- **Exercise**
Please output every line of the material as it stands, without the pictures.
========
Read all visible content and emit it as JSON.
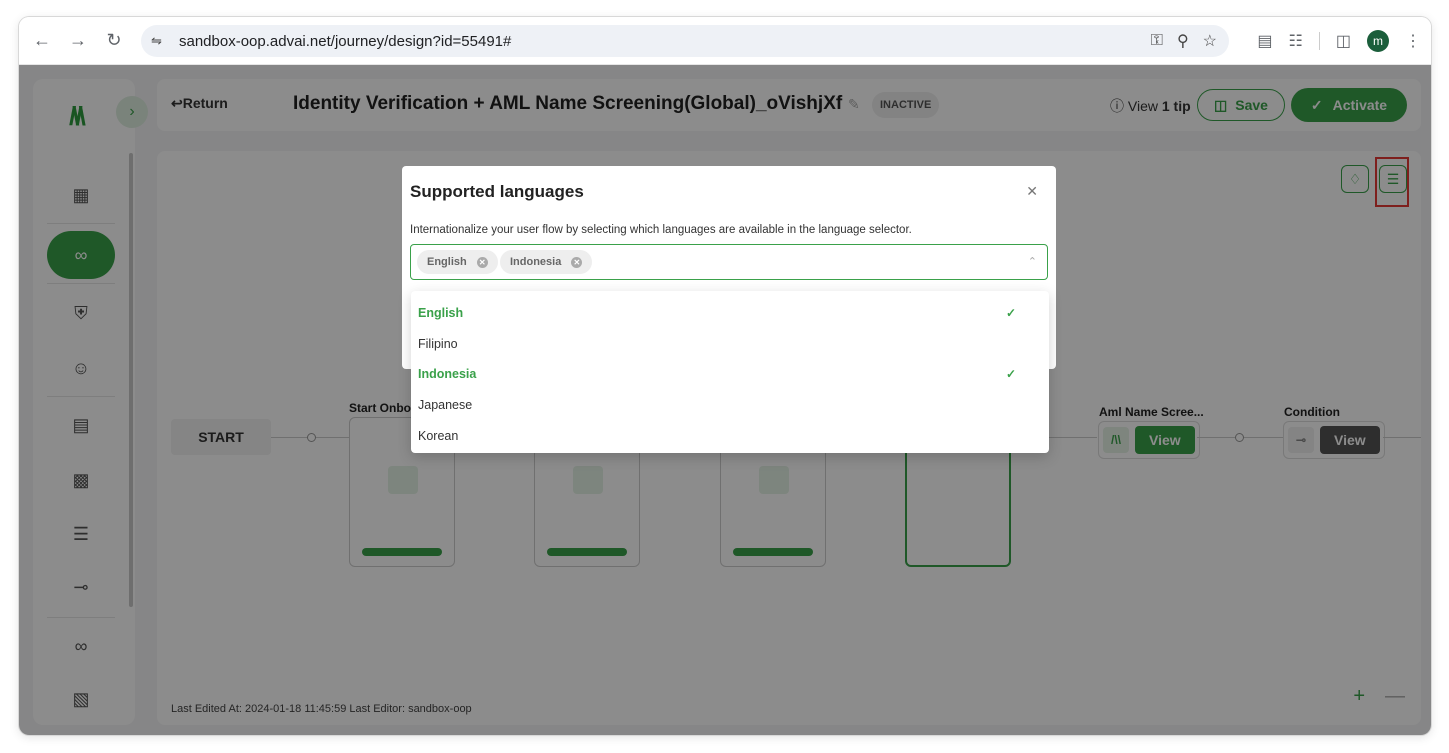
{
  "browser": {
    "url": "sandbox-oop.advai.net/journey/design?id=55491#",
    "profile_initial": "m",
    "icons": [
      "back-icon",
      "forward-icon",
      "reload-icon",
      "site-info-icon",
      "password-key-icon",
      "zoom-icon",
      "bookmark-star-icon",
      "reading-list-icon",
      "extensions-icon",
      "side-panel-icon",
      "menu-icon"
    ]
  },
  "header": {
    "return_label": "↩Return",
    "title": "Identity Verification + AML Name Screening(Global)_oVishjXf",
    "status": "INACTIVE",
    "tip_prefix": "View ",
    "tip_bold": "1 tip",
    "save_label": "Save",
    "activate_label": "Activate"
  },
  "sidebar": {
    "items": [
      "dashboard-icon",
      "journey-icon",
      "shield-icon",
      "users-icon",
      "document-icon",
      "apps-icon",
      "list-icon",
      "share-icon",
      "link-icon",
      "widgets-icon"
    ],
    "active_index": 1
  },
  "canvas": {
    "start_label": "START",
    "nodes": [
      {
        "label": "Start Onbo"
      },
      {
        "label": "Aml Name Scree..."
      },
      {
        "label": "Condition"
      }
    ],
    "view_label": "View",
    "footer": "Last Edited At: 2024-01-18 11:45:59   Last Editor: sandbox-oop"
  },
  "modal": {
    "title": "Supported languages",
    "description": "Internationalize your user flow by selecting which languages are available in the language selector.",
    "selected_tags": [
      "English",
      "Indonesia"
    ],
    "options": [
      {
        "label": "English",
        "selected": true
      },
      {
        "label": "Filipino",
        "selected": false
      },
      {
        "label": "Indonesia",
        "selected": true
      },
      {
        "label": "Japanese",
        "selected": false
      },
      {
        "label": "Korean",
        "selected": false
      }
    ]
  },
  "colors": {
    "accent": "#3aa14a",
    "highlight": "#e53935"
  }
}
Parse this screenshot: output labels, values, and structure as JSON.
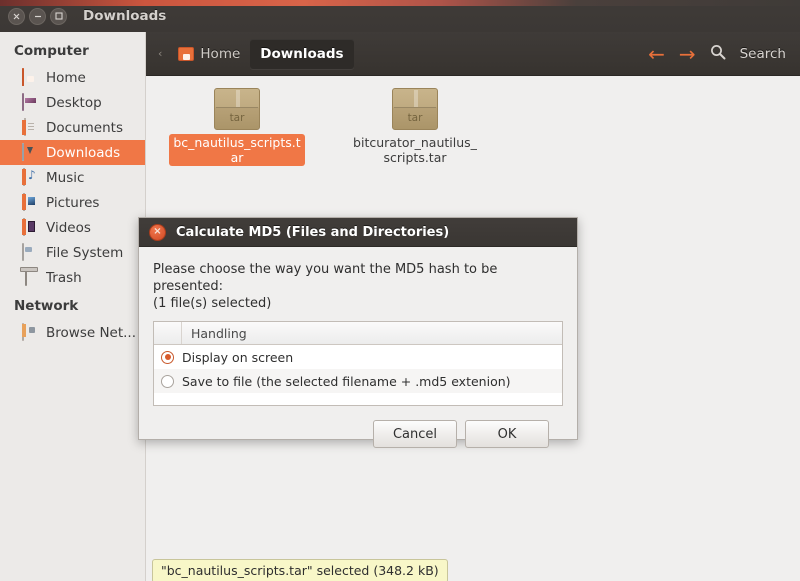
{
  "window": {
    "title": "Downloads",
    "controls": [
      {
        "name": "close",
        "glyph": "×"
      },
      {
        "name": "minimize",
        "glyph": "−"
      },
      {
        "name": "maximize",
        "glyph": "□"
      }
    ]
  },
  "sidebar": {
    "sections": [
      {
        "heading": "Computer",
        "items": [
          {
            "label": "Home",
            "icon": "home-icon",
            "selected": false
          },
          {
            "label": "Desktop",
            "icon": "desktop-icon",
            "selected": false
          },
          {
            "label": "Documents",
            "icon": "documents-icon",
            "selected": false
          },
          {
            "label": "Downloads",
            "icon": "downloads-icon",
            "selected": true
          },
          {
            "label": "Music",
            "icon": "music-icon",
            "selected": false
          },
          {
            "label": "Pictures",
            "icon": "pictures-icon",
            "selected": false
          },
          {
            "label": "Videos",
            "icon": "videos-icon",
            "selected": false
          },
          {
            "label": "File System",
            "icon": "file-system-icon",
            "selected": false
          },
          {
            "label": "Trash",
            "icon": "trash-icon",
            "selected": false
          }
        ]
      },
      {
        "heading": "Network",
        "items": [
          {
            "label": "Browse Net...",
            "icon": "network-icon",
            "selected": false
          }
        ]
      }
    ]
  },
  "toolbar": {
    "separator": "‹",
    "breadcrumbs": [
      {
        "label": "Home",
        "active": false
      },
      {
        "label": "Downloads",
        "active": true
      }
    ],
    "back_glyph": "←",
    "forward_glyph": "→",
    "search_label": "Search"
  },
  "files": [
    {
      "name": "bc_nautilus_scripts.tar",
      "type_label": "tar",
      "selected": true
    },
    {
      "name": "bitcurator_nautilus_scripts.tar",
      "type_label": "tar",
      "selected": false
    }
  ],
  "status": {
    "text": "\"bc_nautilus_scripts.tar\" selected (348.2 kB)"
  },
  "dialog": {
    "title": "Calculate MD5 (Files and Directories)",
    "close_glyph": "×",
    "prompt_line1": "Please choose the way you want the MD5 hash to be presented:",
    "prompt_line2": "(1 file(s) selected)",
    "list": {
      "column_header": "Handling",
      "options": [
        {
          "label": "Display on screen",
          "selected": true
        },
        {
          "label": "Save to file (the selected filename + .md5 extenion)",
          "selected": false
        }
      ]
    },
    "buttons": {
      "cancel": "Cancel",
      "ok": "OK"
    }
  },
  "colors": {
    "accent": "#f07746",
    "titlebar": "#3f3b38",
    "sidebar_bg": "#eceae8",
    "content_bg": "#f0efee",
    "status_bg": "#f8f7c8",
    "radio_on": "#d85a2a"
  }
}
========
- **Solution below**
Read all visible content and emit it as JSON.
{
  "browser": {
    "url": "sandbox-oop.advai.net/journey/design?id=55491#",
    "profile_initial": "m",
    "icons": [
      "back-icon",
      "forward-icon",
      "reload-icon",
      "site-info-icon",
      "password-key-icon",
      "zoom-icon",
      "bookmark-star-icon",
      "reading-list-icon",
      "extensions-icon",
      "side-panel-icon",
      "menu-icon"
    ]
  },
  "header": {
    "return_label": "↩Return",
    "title": "Identity Verification + AML Name Screening(Global)_oVishjXf",
    "status": "INACTIVE",
    "tip_prefix": "View ",
    "tip_bold": "1 tip",
    "save_label": "Save",
    "activate_label": "Activate"
  },
  "sidebar": {
    "items": [
      "dashboard-icon",
      "journey-icon",
      "shield-icon",
      "users-icon",
      "document-icon",
      "apps-icon",
      "list-icon",
      "share-icon",
      "link-icon",
      "widgets-icon"
    ],
    "active_index": 1
  },
  "canvas": {
    "start_label": "START",
    "nodes": [
      {
        "label": "Start Onbo"
      },
      {
        "label": "Aml Name Scree..."
      },
      {
        "label": "Condition"
      }
    ],
    "view_label": "View",
    "footer": "Last Edited At: 2024-01-18 11:45:59   Last Editor: sandbox-oop"
  },
  "modal": {
    "title": "Supported languages",
    "description": "Internationalize your user flow by selecting which languages are available in the language selector.",
    "selected_tags": [
      "English",
      "Indonesia"
    ],
    "options": [
      {
        "label": "English",
        "selected": true
      },
      {
        "label": "Filipino",
        "selected": false
      },
      {
        "label": "Indonesia",
        "selected": true
      },
      {
        "label": "Japanese",
        "selected": false
      },
      {
        "label": "Korean",
        "selected": false
      }
    ]
  },
  "colors": {
    "accent": "#3aa14a",
    "highlight": "#e53935"
  }
}
Parse this screenshot: output labels, values, and structure as JSON.
{
  "window": {
    "title": "Downloads",
    "controls": [
      {
        "name": "close",
        "glyph": "×"
      },
      {
        "name": "minimize",
        "glyph": "−"
      },
      {
        "name": "maximize",
        "glyph": "□"
      }
    ]
  },
  "sidebar": {
    "sections": [
      {
        "heading": "Computer",
        "items": [
          {
            "label": "Home",
            "icon": "home-icon",
            "selected": false
          },
          {
            "label": "Desktop",
            "icon": "desktop-icon",
            "selected": false
          },
          {
            "label": "Documents",
            "icon": "documents-icon",
            "selected": false
          },
          {
            "label": "Downloads",
            "icon": "downloads-icon",
            "selected": true
          },
          {
            "label": "Music",
            "icon": "music-icon",
            "selected": false
          },
          {
            "label": "Pictures",
            "icon": "pictures-icon",
            "selected": false
          },
          {
            "label": "Videos",
            "icon": "videos-icon",
            "selected": false
          },
          {
            "label": "File System",
            "icon": "file-system-icon",
            "selected": false
          },
          {
            "label": "Trash",
            "icon": "trash-icon",
            "selected": false
          }
        ]
      },
      {
        "heading": "Network",
        "items": [
          {
            "label": "Browse Net...",
            "icon": "network-icon",
            "selected": false
          }
        ]
      }
    ]
  },
  "toolbar": {
    "separator": "‹",
    "breadcrumbs": [
      {
        "label": "Home",
        "active": false
      },
      {
        "label": "Downloads",
        "active": true
      }
    ],
    "back_glyph": "←",
    "forward_glyph": "→",
    "search_label": "Search"
  },
  "files": [
    {
      "name": "bc_nautilus_scripts.tar",
      "type_label": "tar",
      "selected": true
    },
    {
      "name": "bitcurator_nautilus_scripts.tar",
      "type_label": "tar",
      "selected": false
    }
  ],
  "status": {
    "text": "\"bc_nautilus_scripts.tar\" selected (348.2 kB)"
  },
  "dialog": {
    "title": "Calculate MD5 (Files and Directories)",
    "close_glyph": "×",
    "prompt_line1": "Please choose the way you want the MD5 hash to be presented:",
    "prompt_line2": "(1 file(s) selected)",
    "list": {
      "column_header": "Handling",
      "options": [
        {
          "label": "Display on screen",
          "selected": true
        },
        {
          "label": "Save to file (the selected filename + .md5 extenion)",
          "selected": false
        }
      ]
    },
    "buttons": {
      "cancel": "Cancel",
      "ok": "OK"
    }
  },
  "colors": {
    "accent": "#f07746",
    "titlebar": "#3f3b38",
    "sidebar_bg": "#eceae8",
    "content_bg": "#f0efee",
    "status_bg": "#f8f7c8",
    "radio_on": "#d85a2a"
  }
}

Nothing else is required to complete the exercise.